**What this task involves:** All of the data should be output character for character, except the pictures.

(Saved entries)
>>>>

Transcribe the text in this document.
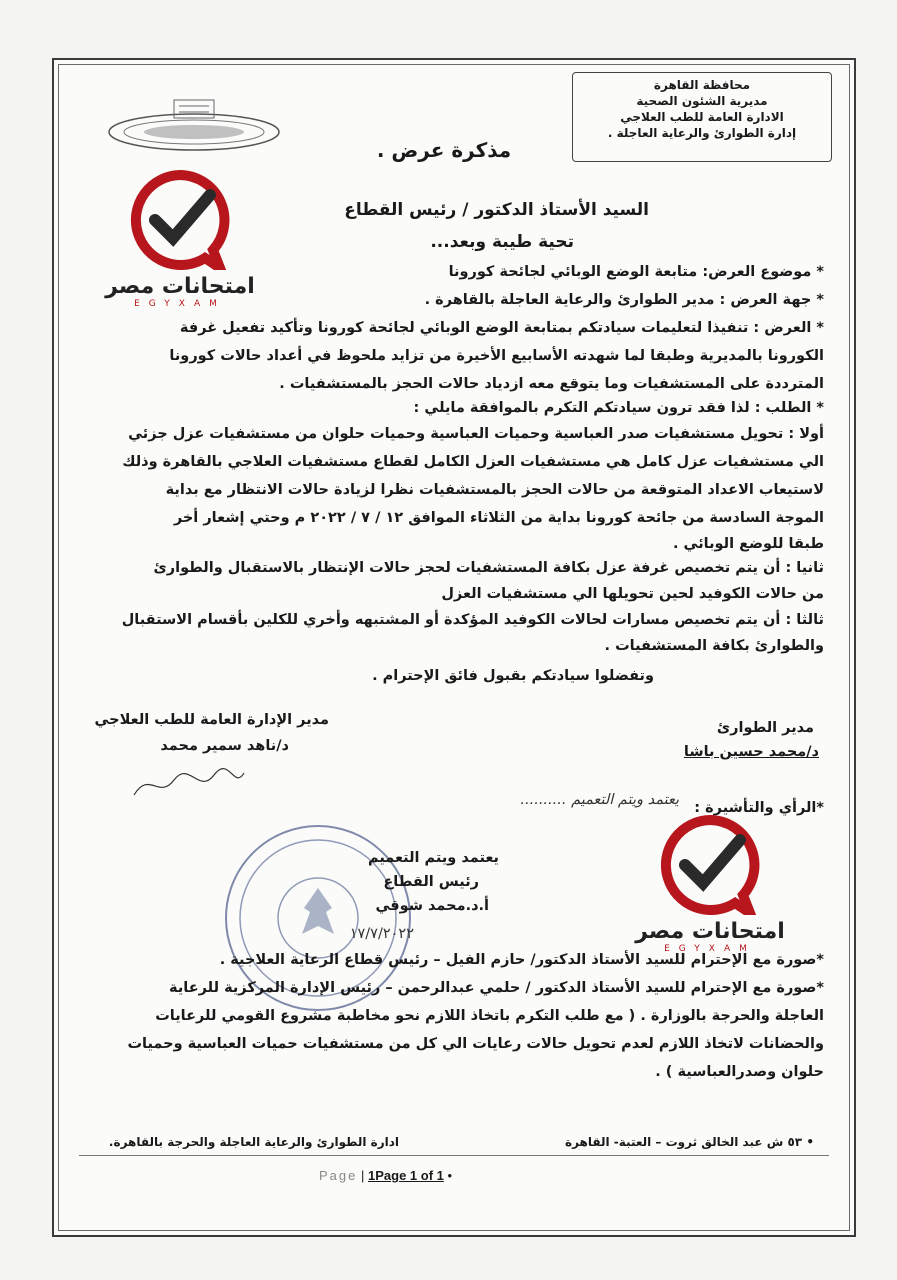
محافظة القاهرة
مديرية الشئون الصحية
الادارة العامة للطب العلاجي
إدارة الطوارئ والرعاية العاجلة .
مذكرة عرض .
السيد الأستاذ الدكتور / رئيس القطاع
تحية طيبة وبعد...
* موضوع العرض: متابعة الوضع الوبائي لجائحة كورونا
* جهة العرض : مدير الطوارئ والرعاية العاجلة بالقاهرة .
* العرض : تنفيذا لتعليمات سيادتكم بمتابعة الوضع الوبائي لجائحة كورونا وتأكيد تفعيل غرفة
الكورونا بالمديرية وطبقا لما شهدته الأسابيع الأخيرة من تزايد ملحوظ في أعداد حالات كورونا
المترددة على المستشفيات وما يتوقع معه ازدياد حالات الحجز بالمستشفيات .
* الطلب : لذا فقد ترون سيادتكم التكرم بالموافقة مايلي :
أولا : تحويل مستشفيات صدر العباسية وحميات العباسية وحميات حلوان من مستشفيات عزل جزئي
الي مستشفيات عزل كامل هي مستشفيات العزل الكامل لقطاع مستشفيات العلاجي بالقاهرة وذلك
لاستيعاب الاعداد المتوقعة من حالات الحجز بالمستشفيات نظرا لزيادة حالات الانتظار مع بداية
الموجة السادسة من جائحة كورونا بداية من الثلاثاء الموافق ١٢ / ٧ / ٢٠٢٢ م وحتي إشعار أخر
طبقا للوضع الوبائي .
ثانيا : أن يتم تخصيص غرفة عزل بكافة المستشفيات لحجز حالات الإنتظار بالاستقبال والطوارئ
من حالات الكوفيد لحين تحويلها الي مستشفيات العزل
ثالثا : أن يتم تخصيص مسارات لحالات الكوفيد المؤكدة أو المشتبهه وأخري للكلين بأقسام الاستقبال
والطوارئ بكافة المستشفيات .
وتفضلوا سيادتكم بقبول فائق الإحترام .
مدير الطوارئ
د/محمد حسين باشا
مدير الإدارة العامة للطب العلاجي
د/ناهد سمير محمد
*الرأي والتأشيرة :
يعتمد ويتم التعميم ..........
يعتمد ويتم التعميم
رئيس القطاع
أ.د.محمد شوقي
١٧/٧/٢٠٢٢
*صورة مع الإحترام للسيد الأستاذ الدكتور/ حازم الفيل – رئيس قطاع الرعاية العلاجية .
*صورة مع الإحترام للسيد الأستاذ الدكتور / حلمي عبدالرحمن – رئيس الإدارة المركزية للرعاية
العاجلة والحرجة بالوزارة . ( مع طلب التكرم باتخاذ اللازم نحو مخاطبة مشروع القومي للرعايات
والحضانات لاتخاذ اللازم لعدم تحويل حالات رعايات الي كل من مستشفيات حميات العباسية وحميات
حلوان وصدرالعباسية ) .
• ٥٣ ش عبد الخالق ثروت – العتبة- القاهرة
ادارة الطوارئ والرعاية العاجلة والحرجة بالقاهرة.
Page | 1Page 1 of 1 •
امتحانات مصر
EGYXAM
امتحانات مصر
EGYXAM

<<<<

**Worked solution:**
Transcribe the text in this document.
محافظة القاهرة
مديرية الشئون الصحية
الادارة العامة للطب العلاجي
إدارة الطوارئ والرعاية العاجلة .
مذكرة عرض .
السيد الأستاذ الدكتور / رئيس القطاع
تحية طيبة وبعد...
* موضوع العرض: متابعة الوضع الوبائي لجائحة كورونا
* جهة العرض : مدير الطوارئ والرعاية العاجلة بالقاهرة .
* العرض : تنفيذا لتعليمات سيادتكم بمتابعة الوضع الوبائي لجائحة كورونا وتأكيد تفعيل غرفة
الكورونا بالمديرية وطبقا لما شهدته الأسابيع الأخيرة من تزايد ملحوظ في أعداد حالات كورونا
المترددة على المستشفيات وما يتوقع معه ازدياد حالات الحجز بالمستشفيات .
* الطلب : لذا فقد ترون سيادتكم التكرم بالموافقة مايلي :
أولا : تحويل مستشفيات صدر العباسية وحميات العباسية وحميات حلوان من مستشفيات عزل جزئي
الي مستشفيات عزل كامل هي مستشفيات العزل الكامل لقطاع مستشفيات العلاجي بالقاهرة وذلك
لاستيعاب الاعداد المتوقعة من حالات الحجز بالمستشفيات نظرا لزيادة حالات الانتظار مع بداية
الموجة السادسة من جائحة كورونا بداية من الثلاثاء الموافق ١٢ / ٧ / ٢٠٢٢ م وحتي إشعار أخر
طبقا للوضع الوبائي .
ثانيا : أن يتم تخصيص غرفة عزل بكافة المستشفيات لحجز حالات الإنتظار بالاستقبال والطوارئ
من حالات الكوفيد لحين تحويلها الي مستشفيات العزل
ثالثا : أن يتم تخصيص مسارات لحالات الكوفيد المؤكدة أو المشتبهه وأخري للكلين بأقسام الاستقبال
والطوارئ بكافة المستشفيات .
وتفضلوا سيادتكم بقبول فائق الإحترام .
مدير الطوارئ
د/محمد حسين باشا
مدير الإدارة العامة للطب العلاجي
د/ناهد سمير محمد
*الرأي والتأشيرة :
يعتمد ويتم التعميم ..........
يعتمد ويتم التعميم
رئيس القطاع
أ.د.محمد شوقي
١٧/٧/٢٠٢٢
*صورة مع الإحترام للسيد الأستاذ الدكتور/ حازم الفيل – رئيس قطاع الرعاية العلاجية .
*صورة مع الإحترام للسيد الأستاذ الدكتور / حلمي عبدالرحمن – رئيس الإدارة المركزية للرعاية
العاجلة والحرجة بالوزارة . ( مع طلب التكرم باتخاذ اللازم نحو مخاطبة مشروع القومي للرعايات
والحضانات لاتخاذ اللازم لعدم تحويل حالات رعايات الي كل من مستشفيات حميات العباسية وحميات
حلوان وصدرالعباسية ) .
• ٥٣ ش عبد الخالق ثروت – العتبة- القاهرة
ادارة الطوارئ والرعاية العاجلة والحرجة بالقاهرة.
Page | 1Page 1 of 1 •
امتحانات مصر
EGYXAM
امتحانات مصر
EGYXAM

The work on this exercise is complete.